Give the number of lines in the following entries that contain the word "möjligt", with nothing added.

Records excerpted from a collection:
Start of Block

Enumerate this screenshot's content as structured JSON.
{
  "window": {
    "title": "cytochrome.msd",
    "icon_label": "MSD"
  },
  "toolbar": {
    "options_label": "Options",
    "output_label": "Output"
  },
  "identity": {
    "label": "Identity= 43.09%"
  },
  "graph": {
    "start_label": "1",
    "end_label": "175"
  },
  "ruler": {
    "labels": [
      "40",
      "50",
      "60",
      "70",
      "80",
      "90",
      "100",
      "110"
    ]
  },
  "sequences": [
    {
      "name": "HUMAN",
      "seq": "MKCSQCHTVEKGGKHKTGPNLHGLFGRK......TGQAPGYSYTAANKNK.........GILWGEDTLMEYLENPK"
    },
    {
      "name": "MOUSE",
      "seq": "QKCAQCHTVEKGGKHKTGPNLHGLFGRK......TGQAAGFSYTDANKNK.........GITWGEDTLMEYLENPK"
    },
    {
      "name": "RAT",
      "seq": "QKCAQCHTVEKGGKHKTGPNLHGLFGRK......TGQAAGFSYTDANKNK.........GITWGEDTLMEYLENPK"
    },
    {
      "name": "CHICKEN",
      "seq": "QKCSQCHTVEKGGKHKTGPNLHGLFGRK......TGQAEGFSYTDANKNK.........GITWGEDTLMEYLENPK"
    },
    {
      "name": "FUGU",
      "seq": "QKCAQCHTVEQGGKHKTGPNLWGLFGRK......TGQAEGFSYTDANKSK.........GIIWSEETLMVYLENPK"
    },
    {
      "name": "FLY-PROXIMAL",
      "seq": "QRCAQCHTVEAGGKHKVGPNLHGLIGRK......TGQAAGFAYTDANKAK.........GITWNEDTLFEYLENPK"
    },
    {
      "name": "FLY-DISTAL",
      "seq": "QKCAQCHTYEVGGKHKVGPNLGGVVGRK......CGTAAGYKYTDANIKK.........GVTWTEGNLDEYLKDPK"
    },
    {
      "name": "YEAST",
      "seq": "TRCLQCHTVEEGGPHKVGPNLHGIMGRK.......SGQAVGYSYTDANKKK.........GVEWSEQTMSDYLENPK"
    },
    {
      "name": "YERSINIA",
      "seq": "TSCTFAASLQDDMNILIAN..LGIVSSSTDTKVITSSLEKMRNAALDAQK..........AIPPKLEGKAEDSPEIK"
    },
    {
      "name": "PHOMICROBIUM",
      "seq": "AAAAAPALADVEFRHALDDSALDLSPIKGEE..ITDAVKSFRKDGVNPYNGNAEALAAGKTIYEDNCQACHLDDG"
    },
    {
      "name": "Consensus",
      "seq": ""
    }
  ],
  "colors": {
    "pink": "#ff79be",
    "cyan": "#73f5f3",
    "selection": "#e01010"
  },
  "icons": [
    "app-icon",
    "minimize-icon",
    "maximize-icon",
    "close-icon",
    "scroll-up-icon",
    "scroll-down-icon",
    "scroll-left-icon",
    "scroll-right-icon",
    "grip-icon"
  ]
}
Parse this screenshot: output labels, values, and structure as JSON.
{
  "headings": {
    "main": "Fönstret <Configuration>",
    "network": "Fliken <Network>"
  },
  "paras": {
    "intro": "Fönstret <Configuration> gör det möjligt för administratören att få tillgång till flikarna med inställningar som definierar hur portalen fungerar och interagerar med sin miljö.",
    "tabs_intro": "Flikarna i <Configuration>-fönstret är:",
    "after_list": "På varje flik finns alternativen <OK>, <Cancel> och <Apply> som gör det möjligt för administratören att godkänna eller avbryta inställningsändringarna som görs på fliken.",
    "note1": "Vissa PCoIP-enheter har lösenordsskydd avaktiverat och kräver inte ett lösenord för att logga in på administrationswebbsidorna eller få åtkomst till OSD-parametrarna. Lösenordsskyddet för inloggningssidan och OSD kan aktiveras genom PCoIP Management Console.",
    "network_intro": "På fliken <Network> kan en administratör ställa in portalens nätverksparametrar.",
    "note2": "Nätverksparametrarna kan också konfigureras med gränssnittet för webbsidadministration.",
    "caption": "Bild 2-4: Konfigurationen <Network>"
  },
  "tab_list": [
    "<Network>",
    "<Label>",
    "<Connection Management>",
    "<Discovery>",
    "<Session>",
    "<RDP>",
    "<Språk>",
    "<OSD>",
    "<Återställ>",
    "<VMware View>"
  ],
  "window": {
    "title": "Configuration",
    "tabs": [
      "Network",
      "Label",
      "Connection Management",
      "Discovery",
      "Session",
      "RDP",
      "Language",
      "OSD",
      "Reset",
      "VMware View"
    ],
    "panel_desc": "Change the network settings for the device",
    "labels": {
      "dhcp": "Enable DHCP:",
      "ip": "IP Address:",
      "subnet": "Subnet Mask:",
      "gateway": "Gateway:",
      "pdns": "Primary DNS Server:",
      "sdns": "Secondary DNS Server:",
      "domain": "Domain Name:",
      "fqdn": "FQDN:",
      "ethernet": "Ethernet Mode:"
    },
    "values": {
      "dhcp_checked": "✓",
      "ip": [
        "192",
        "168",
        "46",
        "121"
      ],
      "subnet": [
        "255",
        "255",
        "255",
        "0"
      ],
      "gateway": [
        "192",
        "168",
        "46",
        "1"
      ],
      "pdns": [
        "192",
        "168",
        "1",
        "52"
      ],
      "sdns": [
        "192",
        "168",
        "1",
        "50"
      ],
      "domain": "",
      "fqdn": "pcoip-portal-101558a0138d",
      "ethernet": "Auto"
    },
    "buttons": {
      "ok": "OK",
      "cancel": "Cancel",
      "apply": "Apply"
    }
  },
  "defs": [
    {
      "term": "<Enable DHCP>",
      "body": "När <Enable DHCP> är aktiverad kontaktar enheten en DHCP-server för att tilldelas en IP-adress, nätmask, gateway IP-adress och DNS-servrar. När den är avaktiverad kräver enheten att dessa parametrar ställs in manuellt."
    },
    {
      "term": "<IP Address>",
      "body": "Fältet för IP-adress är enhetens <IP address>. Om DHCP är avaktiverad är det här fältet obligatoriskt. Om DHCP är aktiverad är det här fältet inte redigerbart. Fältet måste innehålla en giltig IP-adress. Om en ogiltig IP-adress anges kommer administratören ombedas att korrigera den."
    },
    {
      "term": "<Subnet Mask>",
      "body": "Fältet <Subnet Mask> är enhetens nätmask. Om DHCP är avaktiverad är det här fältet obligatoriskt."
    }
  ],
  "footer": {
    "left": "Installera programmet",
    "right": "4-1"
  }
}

End of Block

Written answer: 2